What the task requires:
Extract all data as written.

----- Excerpted data

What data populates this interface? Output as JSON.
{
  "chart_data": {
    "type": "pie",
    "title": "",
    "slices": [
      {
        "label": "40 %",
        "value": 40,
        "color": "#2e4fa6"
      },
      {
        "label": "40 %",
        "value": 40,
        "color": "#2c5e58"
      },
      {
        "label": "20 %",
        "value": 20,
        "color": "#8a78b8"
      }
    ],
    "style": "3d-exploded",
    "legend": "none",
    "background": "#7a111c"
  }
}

----------

The result:
What data populates this interface? Output as JSON.
{
  "chart_data": {
    "type": "pie",
    "title": "",
    "slices": [
      {
        "label": "40 %",
        "value": 40,
        "color": "#2e4fa6"
      },
      {
        "label": "40 %",
        "value": 40,
        "color": "#2c5e58"
      },
      {
        "label": "20 %",
        "value": 20,
        "color": "#8a78b8"
      }
    ],
    "style": "3d-exploded",
    "legend": "none",
    "background": "#7a111c"
  }
}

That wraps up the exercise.